Material provided:
+===+

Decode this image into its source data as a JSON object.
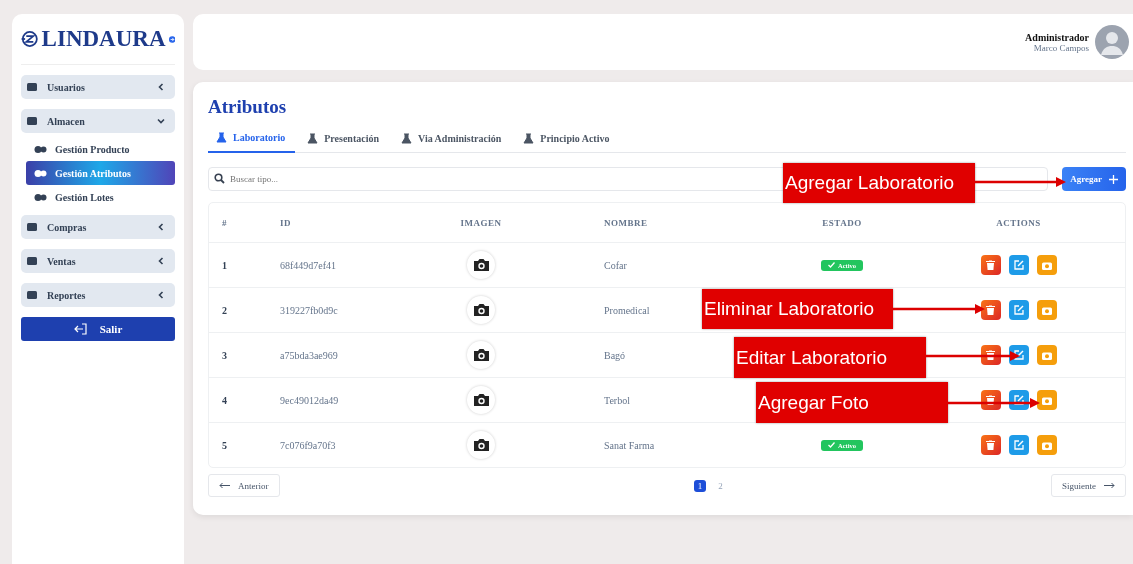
{
  "sidebar": {
    "logo": "LINDAURA",
    "menu": [
      {
        "label": "Usuarios",
        "expanded": false
      },
      {
        "label": "Almacen",
        "expanded": true,
        "children": [
          {
            "label": "Gestión Producto",
            "selected": false
          },
          {
            "label": "Gestión Atributos",
            "selected": true
          },
          {
            "label": "Gestión Lotes",
            "selected": false
          }
        ]
      },
      {
        "label": "Compras",
        "expanded": false
      },
      {
        "label": "Ventas",
        "expanded": false
      },
      {
        "label": "Reportes",
        "expanded": false
      }
    ],
    "logout": "Salir"
  },
  "header": {
    "role": "Administrador",
    "user": "Marco Campos"
  },
  "page": {
    "title": "Atributos",
    "tabs": [
      {
        "label": "Laboratorio",
        "selected": true
      },
      {
        "label": "Presentación",
        "selected": false
      },
      {
        "label": "Via Administración",
        "selected": false
      },
      {
        "label": "Principio Activo",
        "selected": false
      }
    ],
    "search": {
      "placeholder": "Buscar tipo..."
    },
    "add_button": "Agregar",
    "table": {
      "columns": [
        "#",
        "ID",
        "IMAGEN",
        "NOMBRE",
        "ESTADO",
        "ACTIONS"
      ],
      "rows": [
        {
          "n": "1",
          "id": "68f449d7ef41",
          "nombre": "Cofar",
          "estado": "Activo"
        },
        {
          "n": "2",
          "id": "319227fb0d9c",
          "nombre": "Promedical"
        },
        {
          "n": "3",
          "id": "a75bda3ae969",
          "nombre": "Bagó"
        },
        {
          "n": "4",
          "id": "9ec49012da49",
          "nombre": "Terbol"
        },
        {
          "n": "5",
          "id": "7c076f9a70f3",
          "nombre": "Sanat Farma",
          "estado": "Activo"
        }
      ]
    },
    "pagination": {
      "previous": "Anterior",
      "pages": [
        {
          "label": "1",
          "selected": true
        },
        {
          "label": "2",
          "selected": false
        }
      ],
      "next": "Siguiente"
    }
  },
  "annotations": [
    "Agregar Laboratorio",
    "Eliminar Laboratorio",
    "Editar Laboratorio",
    "Agregar Foto"
  ]
}
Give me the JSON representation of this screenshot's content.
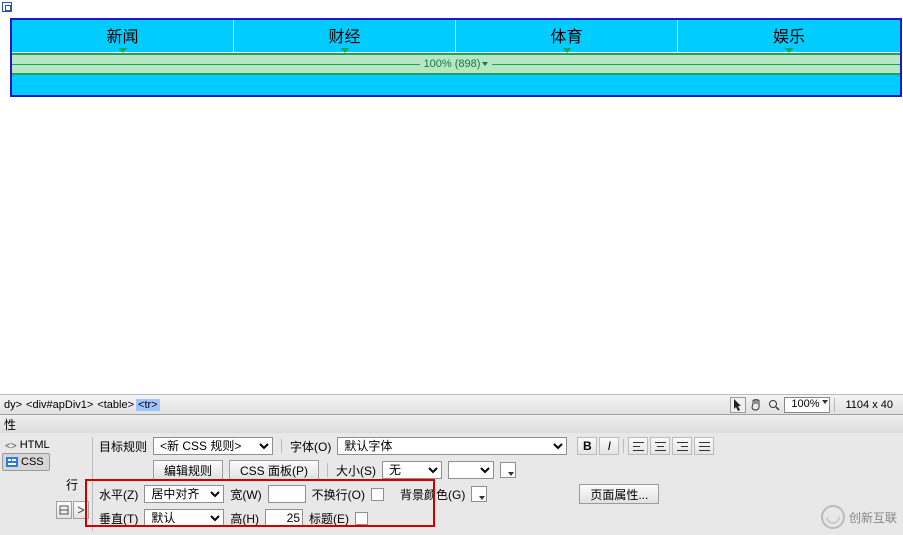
{
  "nav": {
    "items": [
      {
        "label": "新闻"
      },
      {
        "label": "财经"
      },
      {
        "label": "体育"
      },
      {
        "label": "娱乐"
      }
    ],
    "width_indicator": "100% (898)"
  },
  "tagbar": {
    "path": [
      "dy>",
      "<div#apDiv1>",
      "<table>",
      "<tr>"
    ],
    "zoom": "100%",
    "dimensions": "1104 x 40"
  },
  "properties": {
    "panel_title": "性",
    "mode_html": "HTML",
    "mode_css": "CSS",
    "row_label": "行",
    "target_rule_label": "目标规则",
    "target_rule_value": "<新 CSS 规则>",
    "edit_rule_btn": "编辑规则",
    "css_panel_btn": "CSS 面板(P)",
    "font_label": "字体(O)",
    "font_value": "默认字体",
    "size_label": "大小(S)",
    "size_value": "无",
    "bold": "B",
    "italic": "I",
    "horiz_label": "水平(Z)",
    "horiz_value": "居中对齐",
    "width_label": "宽(W)",
    "width_value": "",
    "nowrap_label": "不换行(O)",
    "bg_label": "背景颜色(G)",
    "page_props_btn": "页面属性...",
    "vert_label": "垂直(T)",
    "vert_value": "默认",
    "height_label": "高(H)",
    "height_value": "25",
    "header_label": "标题(E)"
  },
  "watermark": {
    "text": "创新互联"
  }
}
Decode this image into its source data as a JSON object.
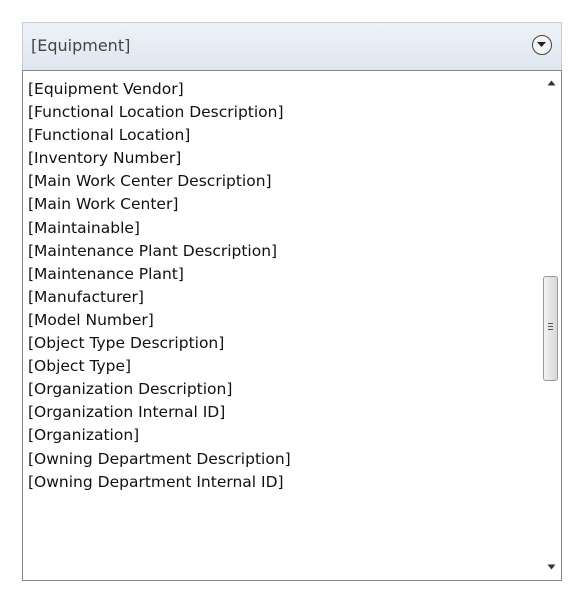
{
  "dropdown": {
    "selected_value": "[Equipment]",
    "icon": "chevron-down-circle-icon"
  },
  "list": {
    "items": [
      "[Equipment Vendor]",
      "[Functional Location Description]",
      "[Functional Location]",
      "[Inventory Number]",
      "[Main Work Center Description]",
      "[Main Work Center]",
      "[Maintainable]",
      "[Maintenance Plant Description]",
      "[Maintenance Plant]",
      "[Manufacturer]",
      "[Model Number]",
      "[Object Type Description]",
      "[Object Type]",
      "[Organization Description]",
      "[Organization Internal ID]",
      "[Organization]",
      "[Owning Department Description]",
      "[Owning Department Internal ID]"
    ]
  },
  "scrollbar": {
    "up_icon": "arrow-up-icon",
    "down_icon": "arrow-down-icon",
    "position_fraction": 0.45
  }
}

+===+

Copy down every line of the material above that includes the string "Atributos".

            "label": "Gestión Atributos",
    "title": "Atributos",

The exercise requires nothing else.